◆ Exercise directions:
Scan the material for the word "this", and copy each line where it shows up.

◆ Supplied material:
-- -- --
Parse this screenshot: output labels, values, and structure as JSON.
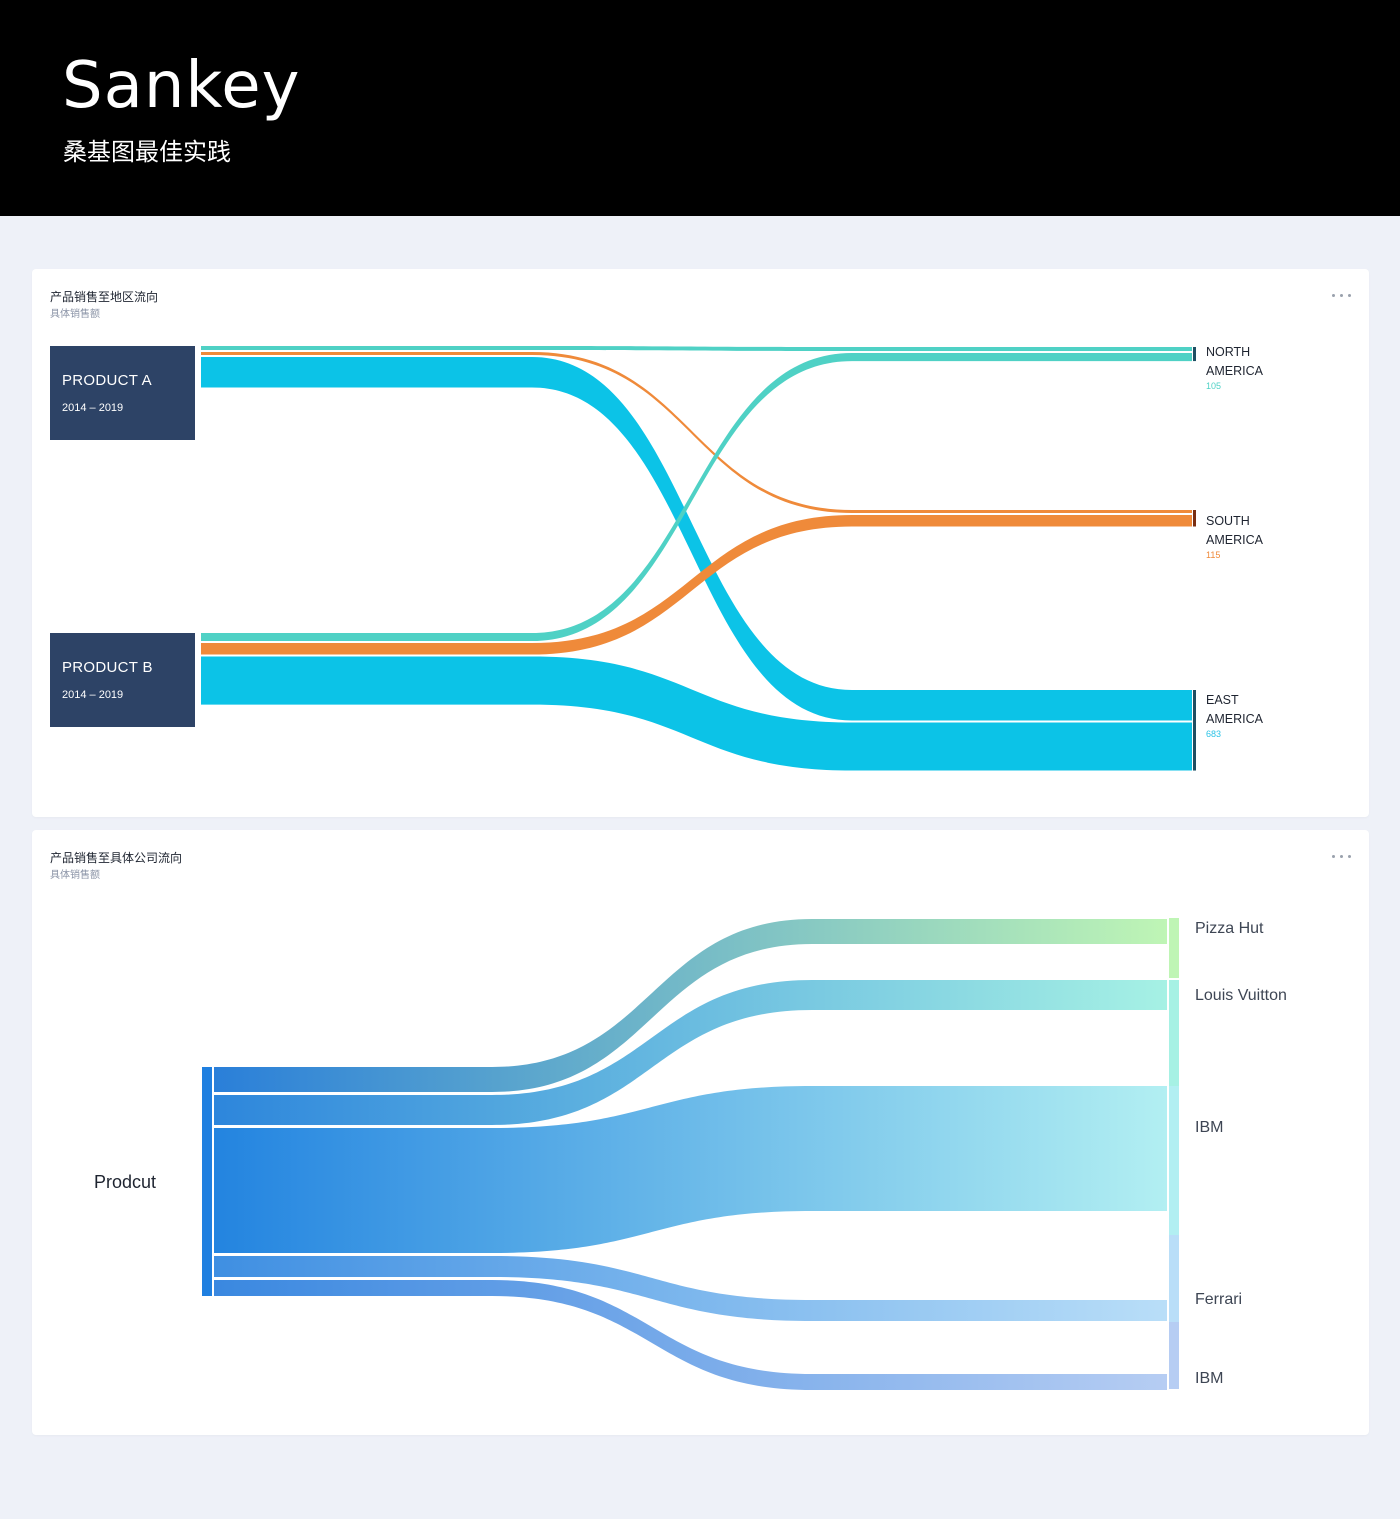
{
  "header": {
    "title": "Sankey",
    "subtitle": "桑基图最佳实践"
  },
  "card1": {
    "title": "产品销售至地区流向",
    "subtitle": "具体销售额"
  },
  "card2": {
    "title": "产品销售至具体公司流向",
    "subtitle": "具体销售额"
  },
  "colors": {
    "header_bg": "#000000",
    "page_bg": "#eef1f8",
    "node_box": "#2d4366",
    "teal": "#4fd1c5",
    "orange": "#ef8a3a",
    "cyan": "#0cc3e7",
    "blue_start": "#1f7fe0"
  },
  "chart_data": [
    {
      "type": "sankey",
      "title": "产品销售至地区流向",
      "subtitle": "具体销售额",
      "sources": [
        {
          "name": "PRODUCT A",
          "years": "2014 – 2019"
        },
        {
          "name": "PRODUCT B",
          "years": "2014 – 2019"
        }
      ],
      "targets": [
        {
          "name_lines": [
            "NORTH",
            "AMERICA"
          ],
          "value": "105",
          "color": "#4fd1c5",
          "bar_color": "#1f4f63"
        },
        {
          "name_lines": [
            "SOUTH",
            "AMERICA"
          ],
          "value": "115",
          "color": "#ef8a3a",
          "bar_color": "#7a2e12"
        },
        {
          "name_lines": [
            "EAST",
            "AMERICA"
          ],
          "value": "683",
          "color": "#2cc3e6",
          "bar_color": "#1f4f63"
        }
      ],
      "links": [
        {
          "source": "PRODUCT A",
          "target": "NORTH AMERICA",
          "value": 35,
          "color": "#4fd1c5"
        },
        {
          "source": "PRODUCT A",
          "target": "SOUTH AMERICA",
          "value": 15,
          "color": "#ef8a3a"
        },
        {
          "source": "PRODUCT A",
          "target": "EAST AMERICA",
          "value": 265,
          "color": "#0cc3e7"
        },
        {
          "source": "PRODUCT B",
          "target": "NORTH AMERICA",
          "value": 70,
          "color": "#4fd1c5"
        },
        {
          "source": "PRODUCT B",
          "target": "SOUTH AMERICA",
          "value": 100,
          "color": "#ef8a3a"
        },
        {
          "source": "PRODUCT B",
          "target": "EAST AMERICA",
          "value": 418,
          "color": "#0cc3e7"
        }
      ]
    },
    {
      "type": "sankey",
      "title": "产品销售至具体公司流向",
      "subtitle": "具体销售额",
      "source": "Prodcut",
      "targets": [
        {
          "name": "Pizza Hut",
          "color": "#bff5b5"
        },
        {
          "name": "Louis Vuitton",
          "color": "#a6f1e4"
        },
        {
          "name": "IBM",
          "color": "#b2eff2"
        },
        {
          "name": "Ferrari",
          "color": "#b9def8"
        },
        {
          "name": "IBM",
          "color": "#b6cdf3"
        }
      ],
      "links": [
        {
          "target_index": 0,
          "value": 25,
          "start_color": "#2a7fd9",
          "end_color": "#bff5b5"
        },
        {
          "target_index": 1,
          "value": 30,
          "start_color": "#2d86dc",
          "end_color": "#a6f1e4"
        },
        {
          "target_index": 2,
          "value": 125,
          "start_color": "#2384e0",
          "end_color": "#b2eff2"
        },
        {
          "target_index": 3,
          "value": 21,
          "start_color": "#3f8fe2",
          "end_color": "#b9def8"
        },
        {
          "target_index": 4,
          "value": 16,
          "start_color": "#3a88e0",
          "end_color": "#b6cdf3"
        }
      ]
    }
  ]
}
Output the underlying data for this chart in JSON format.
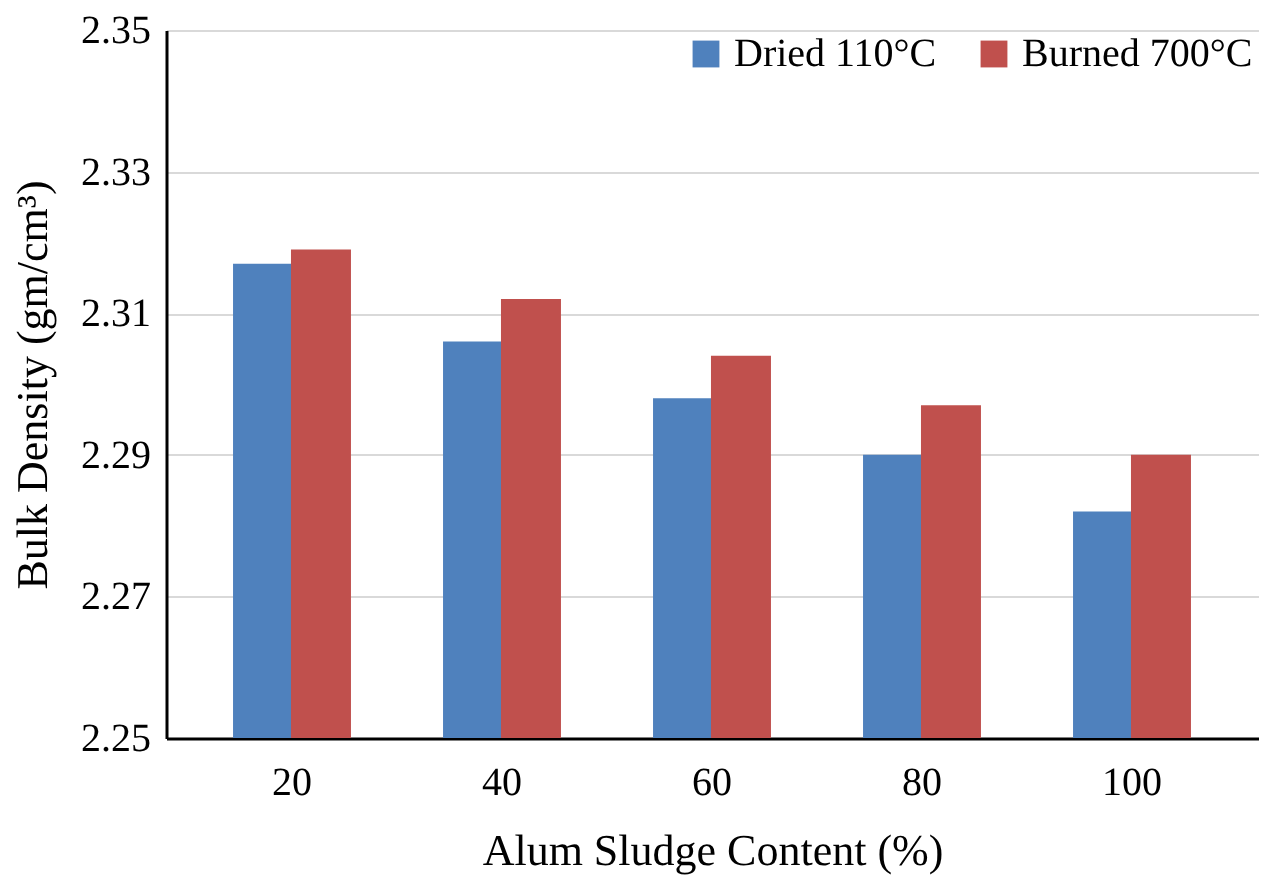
{
  "chart_data": {
    "type": "bar",
    "xlabel": "Alum Sludge Content (%)",
    "ylabel": "Bulk Density (gm/cm³)",
    "categories": [
      "20",
      "40",
      "60",
      "80",
      "100"
    ],
    "series": [
      {
        "name": "Dried 110°C",
        "color": "#4f81bd",
        "values": [
          2.317,
          2.306,
          2.298,
          2.29,
          2.282
        ]
      },
      {
        "name": "Burned 700°C",
        "color": "#c0504d",
        "values": [
          2.319,
          2.312,
          2.304,
          2.297,
          2.29
        ]
      }
    ],
    "ylim": [
      2.25,
      2.35
    ],
    "yticks": [
      2.25,
      2.27,
      2.29,
      2.31,
      2.33,
      2.35
    ],
    "grid": "y",
    "legend": "top right"
  }
}
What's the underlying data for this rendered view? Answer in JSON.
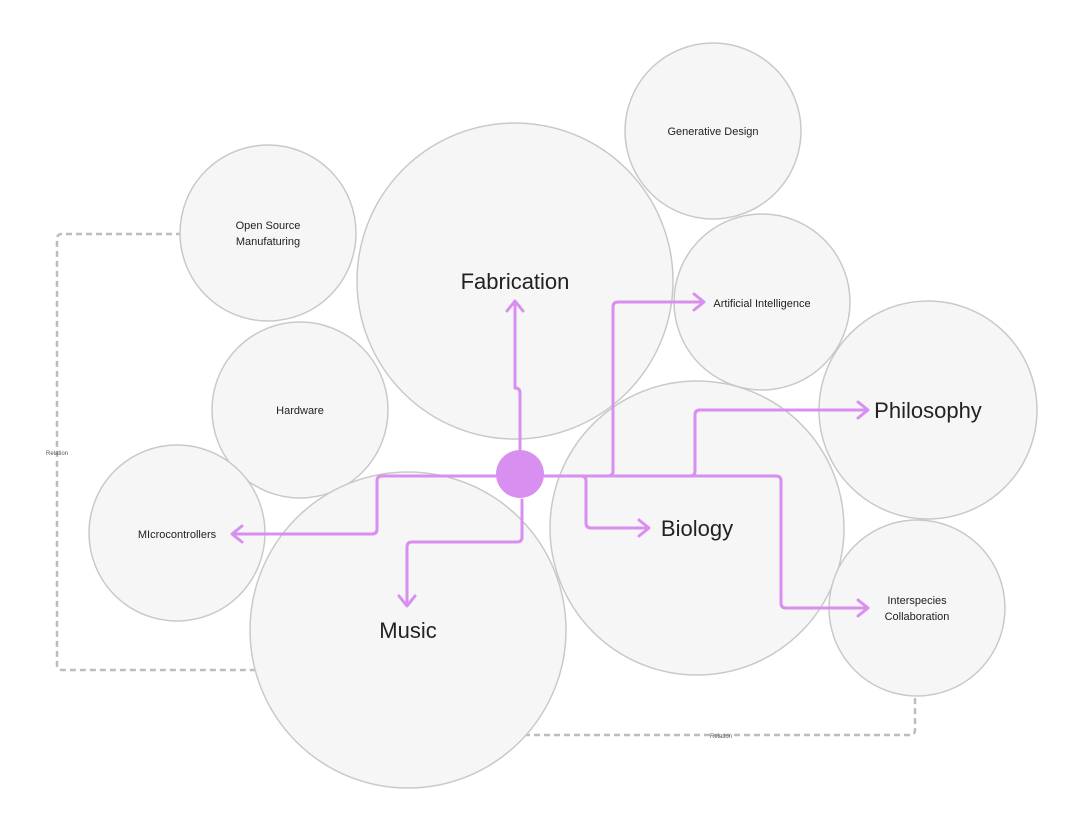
-- -- --
◆ Complete output:
Parse this screenshot: output labels, values, and structure as JSON.
Output the underlying data for this chart in JSON format.
What's the underlying data for this rendered view? Answer in JSON.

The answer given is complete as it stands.